## TASK DESCRIPTION
Copy out each line in the material below that has the word "kebutuhan".

----- EXTRACTED DATA -----

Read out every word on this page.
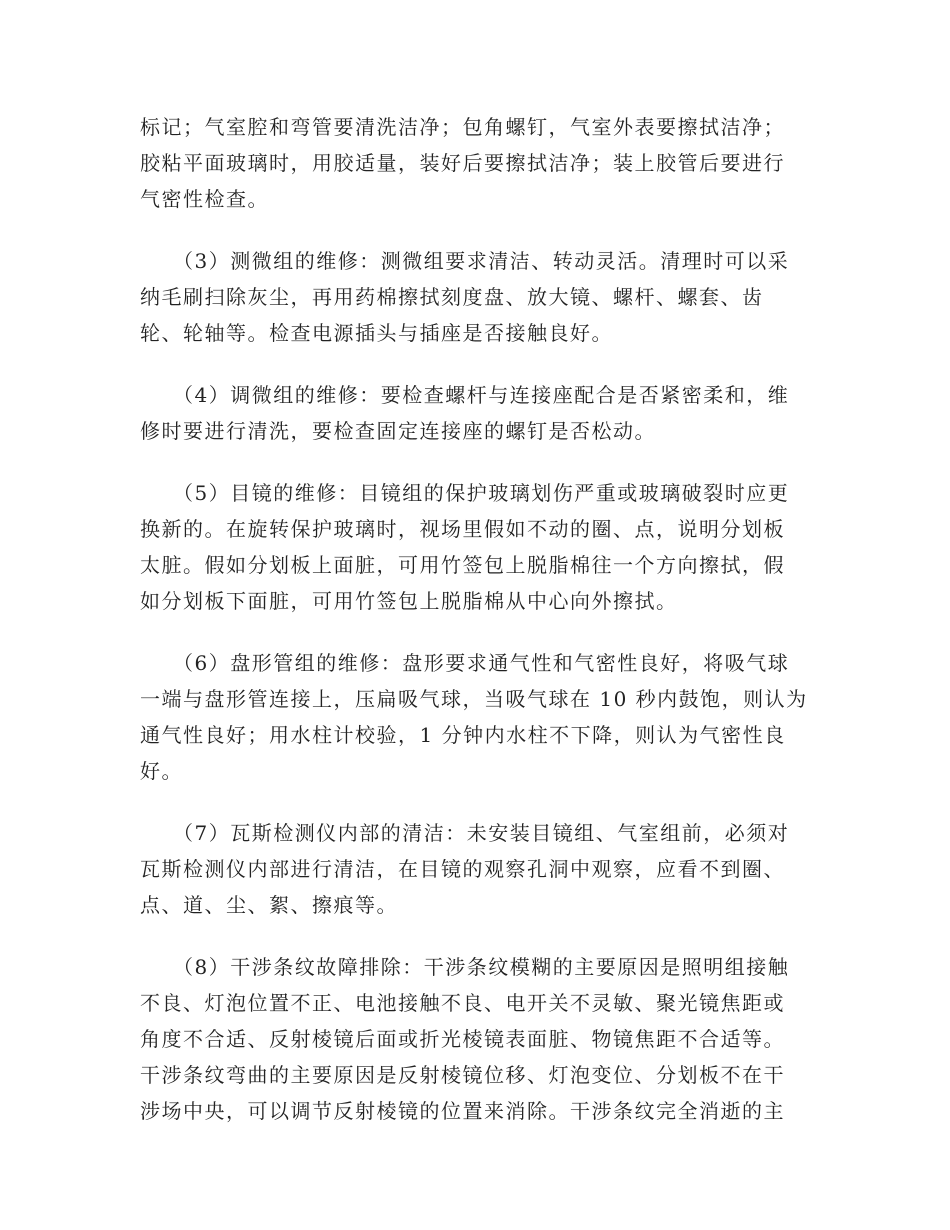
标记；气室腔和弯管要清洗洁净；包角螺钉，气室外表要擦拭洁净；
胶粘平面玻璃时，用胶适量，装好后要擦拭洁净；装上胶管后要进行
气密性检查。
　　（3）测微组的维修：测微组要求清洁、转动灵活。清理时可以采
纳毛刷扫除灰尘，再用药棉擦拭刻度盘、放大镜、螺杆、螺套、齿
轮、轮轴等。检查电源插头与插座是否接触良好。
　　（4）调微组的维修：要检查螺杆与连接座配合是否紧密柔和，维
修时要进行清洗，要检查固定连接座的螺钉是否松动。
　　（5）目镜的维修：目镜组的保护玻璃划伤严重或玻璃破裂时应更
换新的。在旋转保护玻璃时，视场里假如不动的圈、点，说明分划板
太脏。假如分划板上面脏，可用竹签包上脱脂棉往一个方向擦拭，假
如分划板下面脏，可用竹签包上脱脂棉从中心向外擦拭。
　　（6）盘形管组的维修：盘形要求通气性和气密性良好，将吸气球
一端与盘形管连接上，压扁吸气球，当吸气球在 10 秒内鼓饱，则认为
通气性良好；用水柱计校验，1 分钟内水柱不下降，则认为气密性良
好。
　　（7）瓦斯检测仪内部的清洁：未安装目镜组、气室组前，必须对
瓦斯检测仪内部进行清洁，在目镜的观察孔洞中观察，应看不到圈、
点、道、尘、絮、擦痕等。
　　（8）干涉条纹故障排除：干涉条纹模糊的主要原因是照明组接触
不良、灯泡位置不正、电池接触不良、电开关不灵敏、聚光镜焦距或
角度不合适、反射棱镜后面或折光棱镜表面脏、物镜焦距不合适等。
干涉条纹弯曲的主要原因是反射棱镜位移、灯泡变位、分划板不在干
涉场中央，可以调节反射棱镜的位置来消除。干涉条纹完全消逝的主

-----
----- EXTRACTED DATA -----

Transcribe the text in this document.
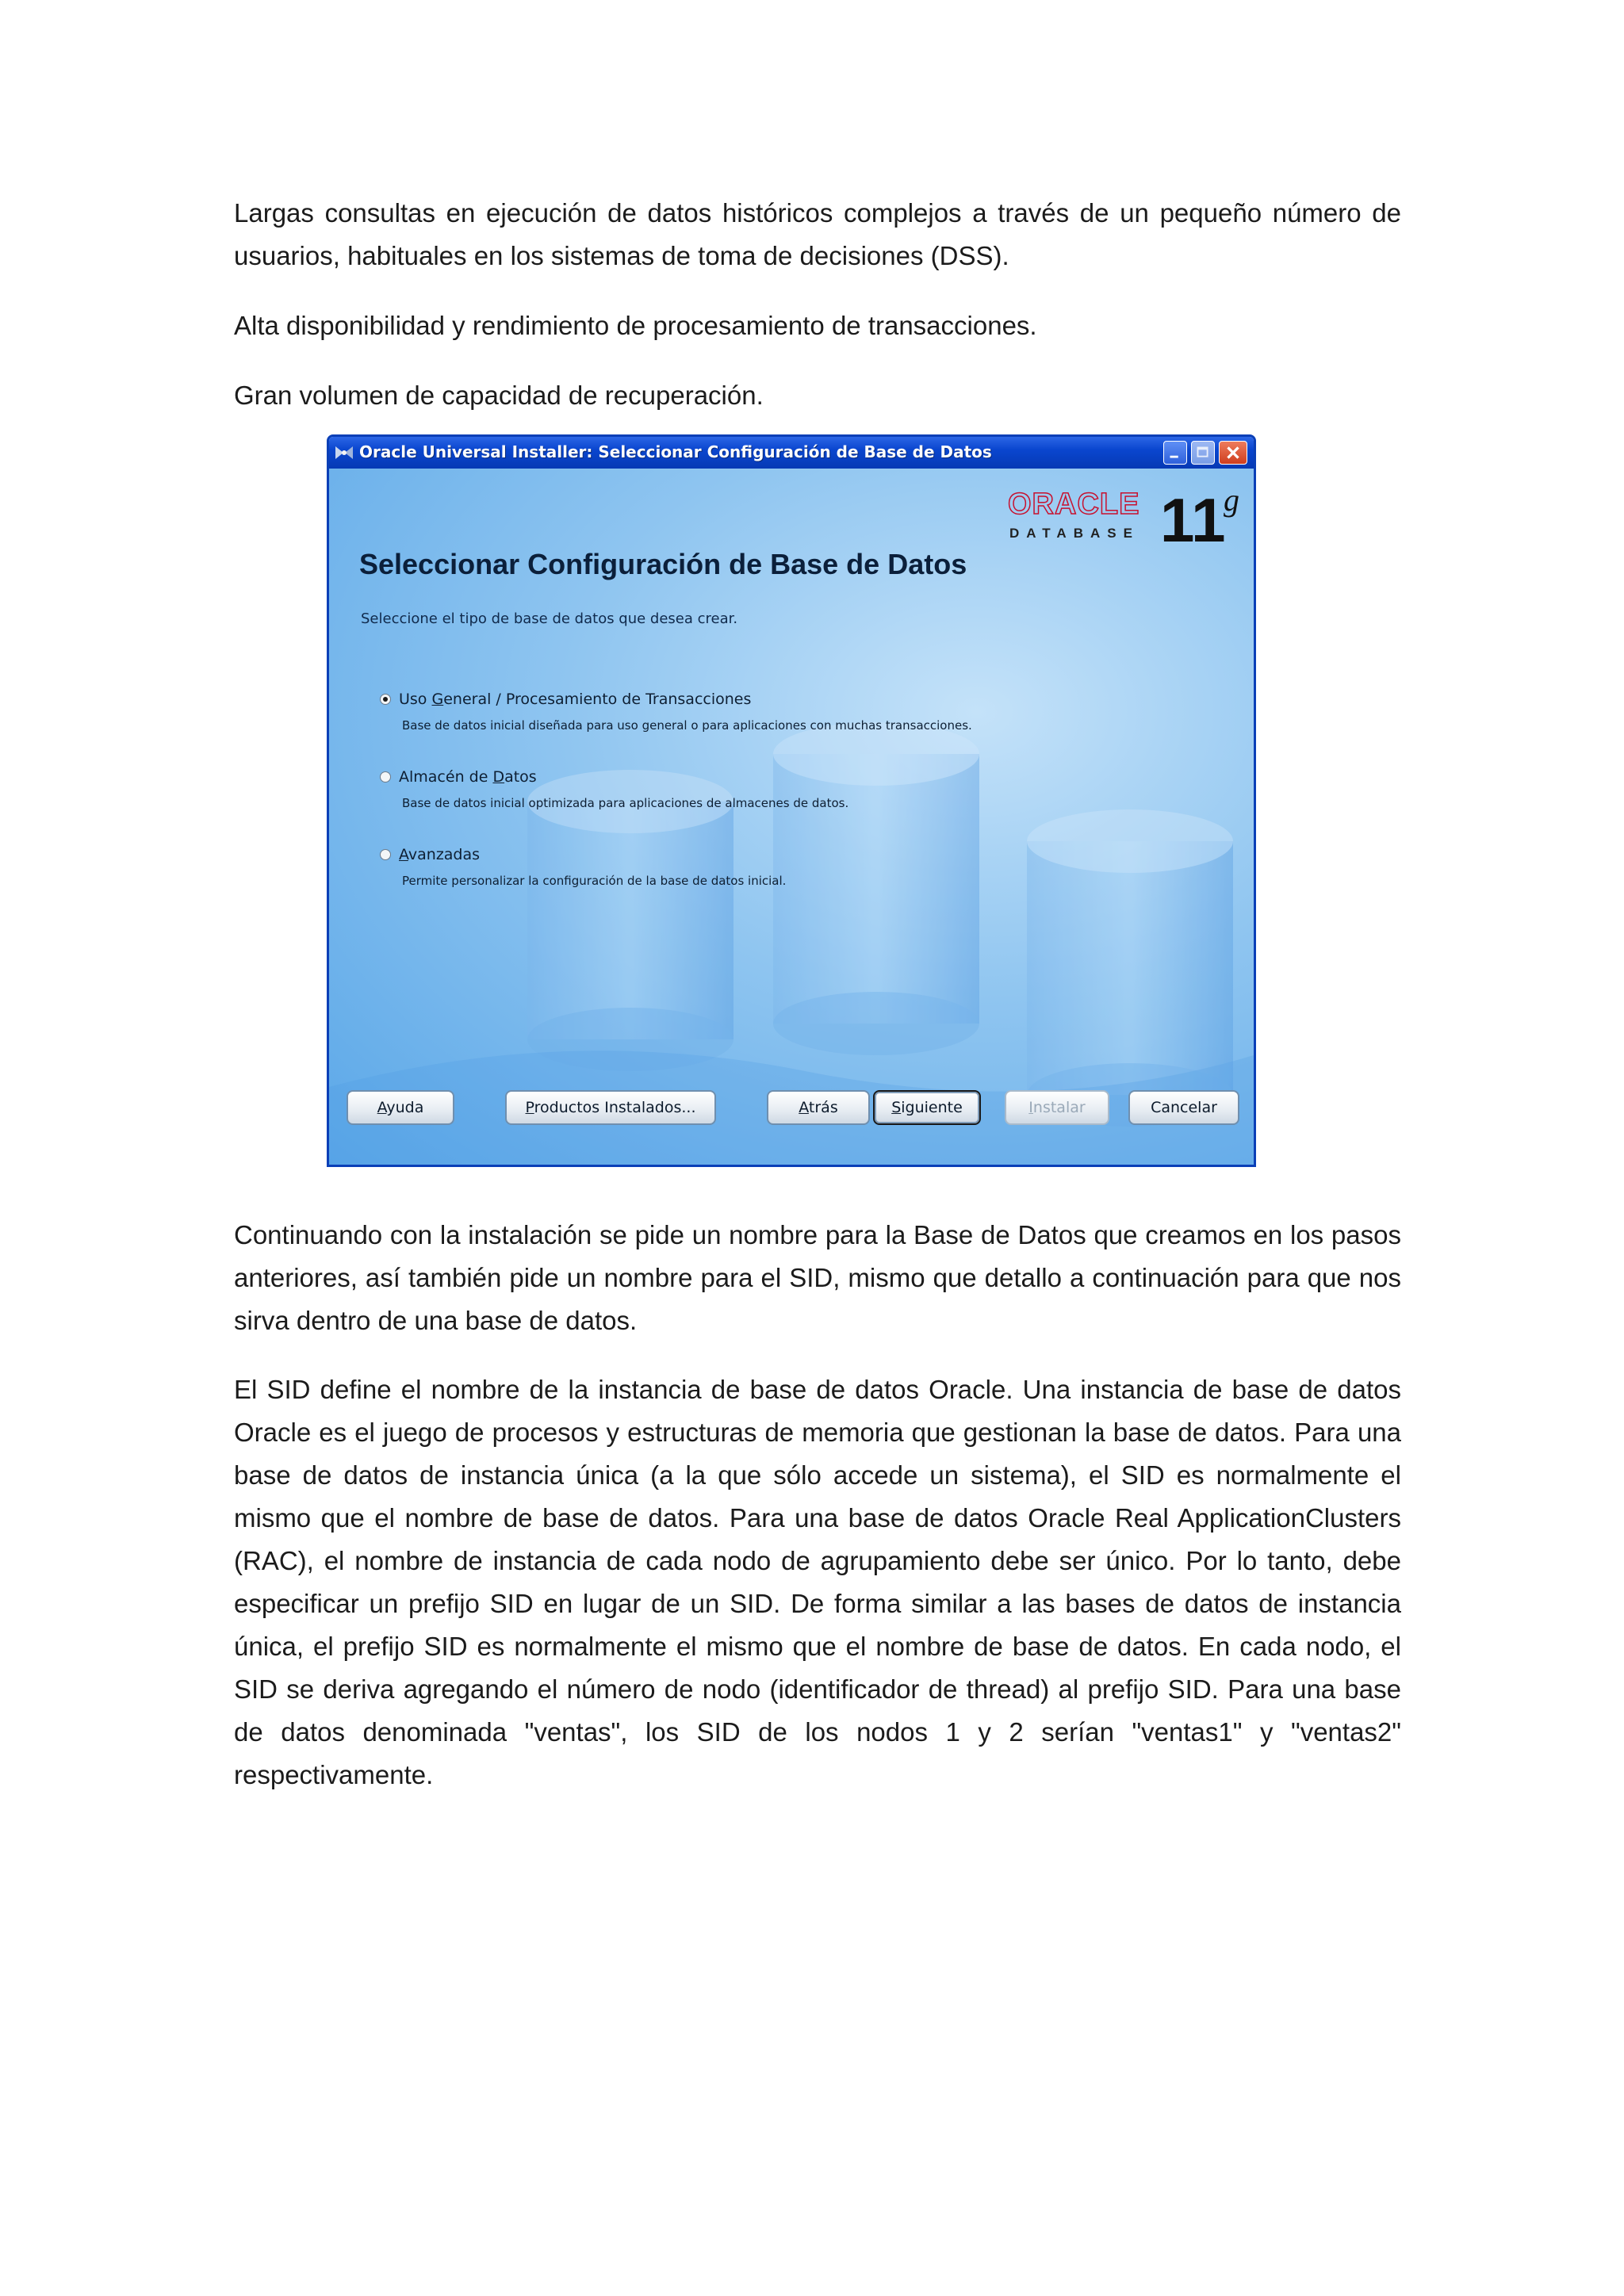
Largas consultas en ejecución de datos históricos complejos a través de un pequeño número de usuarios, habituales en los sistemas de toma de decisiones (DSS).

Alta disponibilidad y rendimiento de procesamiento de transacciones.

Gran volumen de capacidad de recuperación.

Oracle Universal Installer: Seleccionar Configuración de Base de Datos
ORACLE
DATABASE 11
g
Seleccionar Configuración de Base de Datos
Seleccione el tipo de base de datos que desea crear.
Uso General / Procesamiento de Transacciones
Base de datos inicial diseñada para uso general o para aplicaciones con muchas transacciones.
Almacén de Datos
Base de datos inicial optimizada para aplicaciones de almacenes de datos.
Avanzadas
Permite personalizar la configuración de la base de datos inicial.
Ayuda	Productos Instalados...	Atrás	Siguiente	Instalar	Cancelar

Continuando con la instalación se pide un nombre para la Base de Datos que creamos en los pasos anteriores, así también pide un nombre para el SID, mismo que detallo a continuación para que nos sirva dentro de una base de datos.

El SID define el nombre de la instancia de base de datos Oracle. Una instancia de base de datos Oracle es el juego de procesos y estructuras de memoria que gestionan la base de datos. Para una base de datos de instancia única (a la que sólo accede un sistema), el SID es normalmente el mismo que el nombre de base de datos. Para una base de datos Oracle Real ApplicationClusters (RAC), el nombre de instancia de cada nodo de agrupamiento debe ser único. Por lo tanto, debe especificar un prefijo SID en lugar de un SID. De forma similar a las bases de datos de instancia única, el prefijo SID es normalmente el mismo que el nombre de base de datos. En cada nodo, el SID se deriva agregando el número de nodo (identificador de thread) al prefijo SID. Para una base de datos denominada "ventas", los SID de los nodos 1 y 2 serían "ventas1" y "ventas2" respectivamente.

-----
----- EXTRACTED DATA -----

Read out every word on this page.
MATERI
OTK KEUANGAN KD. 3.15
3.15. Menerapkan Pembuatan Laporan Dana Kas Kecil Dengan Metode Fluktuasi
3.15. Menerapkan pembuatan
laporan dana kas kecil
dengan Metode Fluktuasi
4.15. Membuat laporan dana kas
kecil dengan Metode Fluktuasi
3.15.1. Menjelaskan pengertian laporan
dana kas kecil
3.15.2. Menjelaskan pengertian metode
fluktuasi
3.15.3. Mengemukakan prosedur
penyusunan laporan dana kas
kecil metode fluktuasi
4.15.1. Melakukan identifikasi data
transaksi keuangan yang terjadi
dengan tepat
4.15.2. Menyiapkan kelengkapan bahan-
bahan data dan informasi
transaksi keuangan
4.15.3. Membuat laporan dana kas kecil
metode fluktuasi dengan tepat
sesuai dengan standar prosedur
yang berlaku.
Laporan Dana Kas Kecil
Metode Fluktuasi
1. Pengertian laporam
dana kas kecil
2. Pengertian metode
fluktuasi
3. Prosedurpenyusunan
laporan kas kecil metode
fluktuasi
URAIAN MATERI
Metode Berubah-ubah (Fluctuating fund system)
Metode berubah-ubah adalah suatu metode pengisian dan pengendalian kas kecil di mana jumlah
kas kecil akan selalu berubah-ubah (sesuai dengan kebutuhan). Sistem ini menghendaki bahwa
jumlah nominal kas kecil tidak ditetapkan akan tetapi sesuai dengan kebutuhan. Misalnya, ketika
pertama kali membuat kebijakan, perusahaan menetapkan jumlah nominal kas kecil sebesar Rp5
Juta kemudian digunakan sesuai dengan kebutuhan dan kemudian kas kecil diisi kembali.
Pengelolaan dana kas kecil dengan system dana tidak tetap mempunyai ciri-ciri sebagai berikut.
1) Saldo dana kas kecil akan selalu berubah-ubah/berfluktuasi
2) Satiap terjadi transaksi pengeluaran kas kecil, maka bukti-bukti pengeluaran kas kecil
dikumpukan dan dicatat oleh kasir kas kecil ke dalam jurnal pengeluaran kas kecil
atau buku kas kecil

-----

## IN RESPONSE
kas kecil akan selalu berubah-ubah (sesuai dengan kebutuhan). Sistem ini menghendaki bahwa
jumlah nominal kas kecil tidak ditetapkan akan tetapi sesuai dengan kebutuhan. Misalnya, ketika
Juta kemudian digunakan sesuai dengan kebutuhan dan kemudian kas kecil diisi kembali.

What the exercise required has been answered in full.